▶ _Goal_
Pull every line containing the word "Class" from the records.

(Dataset excerpt)
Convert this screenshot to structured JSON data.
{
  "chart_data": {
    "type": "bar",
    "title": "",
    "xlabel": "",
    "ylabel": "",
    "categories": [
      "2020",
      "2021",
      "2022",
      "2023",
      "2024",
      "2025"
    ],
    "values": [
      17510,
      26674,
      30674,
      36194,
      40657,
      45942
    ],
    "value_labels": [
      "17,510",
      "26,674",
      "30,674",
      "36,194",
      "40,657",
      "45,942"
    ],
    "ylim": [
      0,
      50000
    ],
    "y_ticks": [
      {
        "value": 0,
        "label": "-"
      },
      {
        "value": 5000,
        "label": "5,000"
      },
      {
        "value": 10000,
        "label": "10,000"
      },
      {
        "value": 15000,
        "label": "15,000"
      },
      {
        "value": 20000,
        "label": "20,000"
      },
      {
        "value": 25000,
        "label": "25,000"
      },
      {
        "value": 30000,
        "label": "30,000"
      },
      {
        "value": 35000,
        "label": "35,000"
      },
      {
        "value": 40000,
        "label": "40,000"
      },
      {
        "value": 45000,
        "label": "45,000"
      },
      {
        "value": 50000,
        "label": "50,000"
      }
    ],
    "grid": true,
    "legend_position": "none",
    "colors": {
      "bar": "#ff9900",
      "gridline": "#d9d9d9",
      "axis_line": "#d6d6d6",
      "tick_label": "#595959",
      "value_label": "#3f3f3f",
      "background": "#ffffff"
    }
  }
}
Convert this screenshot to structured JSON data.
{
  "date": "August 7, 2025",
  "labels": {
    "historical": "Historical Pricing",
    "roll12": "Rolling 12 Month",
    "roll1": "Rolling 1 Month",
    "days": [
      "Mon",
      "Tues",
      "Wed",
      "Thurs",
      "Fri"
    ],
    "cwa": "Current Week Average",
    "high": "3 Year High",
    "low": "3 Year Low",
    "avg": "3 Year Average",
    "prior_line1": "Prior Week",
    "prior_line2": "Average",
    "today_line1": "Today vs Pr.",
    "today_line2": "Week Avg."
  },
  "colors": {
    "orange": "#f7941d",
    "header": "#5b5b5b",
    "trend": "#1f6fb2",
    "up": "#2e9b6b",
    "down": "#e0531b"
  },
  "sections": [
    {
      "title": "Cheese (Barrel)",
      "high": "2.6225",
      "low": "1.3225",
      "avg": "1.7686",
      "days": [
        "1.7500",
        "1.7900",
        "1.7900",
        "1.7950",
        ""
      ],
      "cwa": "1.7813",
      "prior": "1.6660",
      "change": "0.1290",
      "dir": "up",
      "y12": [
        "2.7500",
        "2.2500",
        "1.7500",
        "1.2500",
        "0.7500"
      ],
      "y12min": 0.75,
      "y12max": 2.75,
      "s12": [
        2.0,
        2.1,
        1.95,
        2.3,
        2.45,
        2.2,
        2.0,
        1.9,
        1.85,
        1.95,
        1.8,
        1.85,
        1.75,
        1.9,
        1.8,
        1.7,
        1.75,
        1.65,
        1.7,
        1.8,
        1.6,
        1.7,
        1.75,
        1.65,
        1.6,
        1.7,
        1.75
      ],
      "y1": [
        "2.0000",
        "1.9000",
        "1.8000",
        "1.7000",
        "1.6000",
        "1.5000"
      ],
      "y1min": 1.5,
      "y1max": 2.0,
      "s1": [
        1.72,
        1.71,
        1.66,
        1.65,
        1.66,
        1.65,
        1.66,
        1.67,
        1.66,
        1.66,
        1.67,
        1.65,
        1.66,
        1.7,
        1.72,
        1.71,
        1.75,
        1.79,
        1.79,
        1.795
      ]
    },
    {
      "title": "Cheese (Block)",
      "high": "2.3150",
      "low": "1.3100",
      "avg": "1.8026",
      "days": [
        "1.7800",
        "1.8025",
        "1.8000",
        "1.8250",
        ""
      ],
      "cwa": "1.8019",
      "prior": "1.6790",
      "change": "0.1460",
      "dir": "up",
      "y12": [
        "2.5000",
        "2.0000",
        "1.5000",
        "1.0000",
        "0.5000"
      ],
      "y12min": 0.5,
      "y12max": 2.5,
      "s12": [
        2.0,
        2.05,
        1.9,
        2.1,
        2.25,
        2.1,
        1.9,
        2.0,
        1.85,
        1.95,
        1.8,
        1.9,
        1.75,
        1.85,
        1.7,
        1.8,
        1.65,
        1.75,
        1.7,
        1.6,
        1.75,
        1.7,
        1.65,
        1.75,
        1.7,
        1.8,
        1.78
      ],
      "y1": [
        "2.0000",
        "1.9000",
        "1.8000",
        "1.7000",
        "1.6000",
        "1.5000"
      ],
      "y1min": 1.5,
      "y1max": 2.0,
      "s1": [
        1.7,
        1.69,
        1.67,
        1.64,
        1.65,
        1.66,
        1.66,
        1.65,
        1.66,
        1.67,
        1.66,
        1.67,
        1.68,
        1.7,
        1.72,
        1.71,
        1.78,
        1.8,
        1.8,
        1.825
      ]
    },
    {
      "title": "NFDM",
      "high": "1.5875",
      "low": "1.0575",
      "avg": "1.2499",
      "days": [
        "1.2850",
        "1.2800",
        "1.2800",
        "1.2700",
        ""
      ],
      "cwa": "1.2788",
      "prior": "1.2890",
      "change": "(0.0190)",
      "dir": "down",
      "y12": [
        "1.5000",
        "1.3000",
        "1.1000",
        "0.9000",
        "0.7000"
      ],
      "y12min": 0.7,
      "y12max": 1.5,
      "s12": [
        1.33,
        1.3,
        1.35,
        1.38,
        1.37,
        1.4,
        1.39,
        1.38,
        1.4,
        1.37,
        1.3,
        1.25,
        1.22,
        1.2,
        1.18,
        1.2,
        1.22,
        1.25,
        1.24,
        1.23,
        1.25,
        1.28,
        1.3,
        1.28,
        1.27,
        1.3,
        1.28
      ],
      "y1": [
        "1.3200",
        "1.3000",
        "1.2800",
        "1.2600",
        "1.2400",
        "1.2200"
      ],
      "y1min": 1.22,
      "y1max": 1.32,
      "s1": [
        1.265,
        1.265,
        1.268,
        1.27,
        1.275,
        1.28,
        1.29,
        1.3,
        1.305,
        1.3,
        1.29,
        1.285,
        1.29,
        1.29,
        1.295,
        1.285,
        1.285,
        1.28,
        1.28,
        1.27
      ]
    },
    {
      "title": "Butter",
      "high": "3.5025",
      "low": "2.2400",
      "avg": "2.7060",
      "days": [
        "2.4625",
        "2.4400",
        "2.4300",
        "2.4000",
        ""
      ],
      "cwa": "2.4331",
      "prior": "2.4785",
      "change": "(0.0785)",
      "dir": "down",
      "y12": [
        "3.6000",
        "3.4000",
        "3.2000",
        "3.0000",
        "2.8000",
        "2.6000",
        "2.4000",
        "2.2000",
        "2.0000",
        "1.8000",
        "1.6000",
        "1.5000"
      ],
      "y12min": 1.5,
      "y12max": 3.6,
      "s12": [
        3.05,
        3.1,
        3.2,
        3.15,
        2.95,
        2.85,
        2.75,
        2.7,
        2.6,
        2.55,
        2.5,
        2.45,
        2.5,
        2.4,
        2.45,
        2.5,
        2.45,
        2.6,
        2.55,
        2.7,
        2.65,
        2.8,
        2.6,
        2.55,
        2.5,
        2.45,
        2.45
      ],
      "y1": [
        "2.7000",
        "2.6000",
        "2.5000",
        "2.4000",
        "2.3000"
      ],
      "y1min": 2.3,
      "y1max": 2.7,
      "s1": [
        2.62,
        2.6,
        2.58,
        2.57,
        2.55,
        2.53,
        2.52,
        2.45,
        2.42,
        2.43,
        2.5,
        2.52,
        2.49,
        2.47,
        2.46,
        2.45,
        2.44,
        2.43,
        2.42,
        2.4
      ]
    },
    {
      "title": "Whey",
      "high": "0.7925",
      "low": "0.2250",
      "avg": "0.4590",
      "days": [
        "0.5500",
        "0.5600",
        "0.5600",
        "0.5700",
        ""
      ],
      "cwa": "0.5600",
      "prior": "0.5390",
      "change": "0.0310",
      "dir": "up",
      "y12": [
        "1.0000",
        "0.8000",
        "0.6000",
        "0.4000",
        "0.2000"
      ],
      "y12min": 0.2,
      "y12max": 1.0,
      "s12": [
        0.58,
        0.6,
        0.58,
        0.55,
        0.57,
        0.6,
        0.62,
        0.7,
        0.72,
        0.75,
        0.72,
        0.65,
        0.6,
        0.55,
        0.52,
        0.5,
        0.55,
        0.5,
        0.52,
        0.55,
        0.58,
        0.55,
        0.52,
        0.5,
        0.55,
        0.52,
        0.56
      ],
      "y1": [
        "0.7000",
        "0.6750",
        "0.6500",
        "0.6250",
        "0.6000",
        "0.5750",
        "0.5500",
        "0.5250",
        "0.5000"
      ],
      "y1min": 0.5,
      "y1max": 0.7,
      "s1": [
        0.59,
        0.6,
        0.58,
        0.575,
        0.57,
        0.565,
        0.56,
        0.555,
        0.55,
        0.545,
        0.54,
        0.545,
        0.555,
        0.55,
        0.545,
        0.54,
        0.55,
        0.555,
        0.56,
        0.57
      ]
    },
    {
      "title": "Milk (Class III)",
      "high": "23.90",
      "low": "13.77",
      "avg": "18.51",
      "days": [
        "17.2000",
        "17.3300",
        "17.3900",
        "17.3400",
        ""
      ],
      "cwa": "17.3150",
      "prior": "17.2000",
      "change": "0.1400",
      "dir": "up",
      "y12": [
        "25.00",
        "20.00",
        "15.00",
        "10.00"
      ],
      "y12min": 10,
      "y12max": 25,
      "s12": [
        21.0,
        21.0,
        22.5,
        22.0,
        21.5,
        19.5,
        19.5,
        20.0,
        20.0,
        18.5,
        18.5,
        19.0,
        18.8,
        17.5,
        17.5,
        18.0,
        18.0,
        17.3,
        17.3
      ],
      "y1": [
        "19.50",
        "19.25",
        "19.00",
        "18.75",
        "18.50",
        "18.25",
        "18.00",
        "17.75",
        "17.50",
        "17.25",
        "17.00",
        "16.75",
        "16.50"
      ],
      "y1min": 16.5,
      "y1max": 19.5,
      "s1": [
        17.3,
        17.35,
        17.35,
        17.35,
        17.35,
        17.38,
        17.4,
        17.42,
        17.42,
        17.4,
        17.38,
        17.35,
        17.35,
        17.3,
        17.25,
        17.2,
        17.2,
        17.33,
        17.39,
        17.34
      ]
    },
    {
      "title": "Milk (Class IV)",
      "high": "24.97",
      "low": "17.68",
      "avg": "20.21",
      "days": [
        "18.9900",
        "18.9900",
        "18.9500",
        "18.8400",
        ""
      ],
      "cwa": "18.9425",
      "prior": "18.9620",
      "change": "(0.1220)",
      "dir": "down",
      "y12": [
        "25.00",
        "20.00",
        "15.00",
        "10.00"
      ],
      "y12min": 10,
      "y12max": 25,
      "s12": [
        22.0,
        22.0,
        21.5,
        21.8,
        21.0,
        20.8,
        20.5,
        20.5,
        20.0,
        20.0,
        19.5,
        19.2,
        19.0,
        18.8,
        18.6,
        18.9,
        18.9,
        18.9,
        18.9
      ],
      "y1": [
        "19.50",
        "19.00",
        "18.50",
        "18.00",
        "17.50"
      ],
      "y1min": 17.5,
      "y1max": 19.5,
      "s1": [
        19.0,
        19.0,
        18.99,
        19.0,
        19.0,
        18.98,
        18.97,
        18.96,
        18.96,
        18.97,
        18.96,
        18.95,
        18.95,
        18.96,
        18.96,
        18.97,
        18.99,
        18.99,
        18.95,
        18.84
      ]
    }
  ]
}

▶ _Result for this task_
      "title": "Milk (Class III)",
      "title": "Milk (Class IV)",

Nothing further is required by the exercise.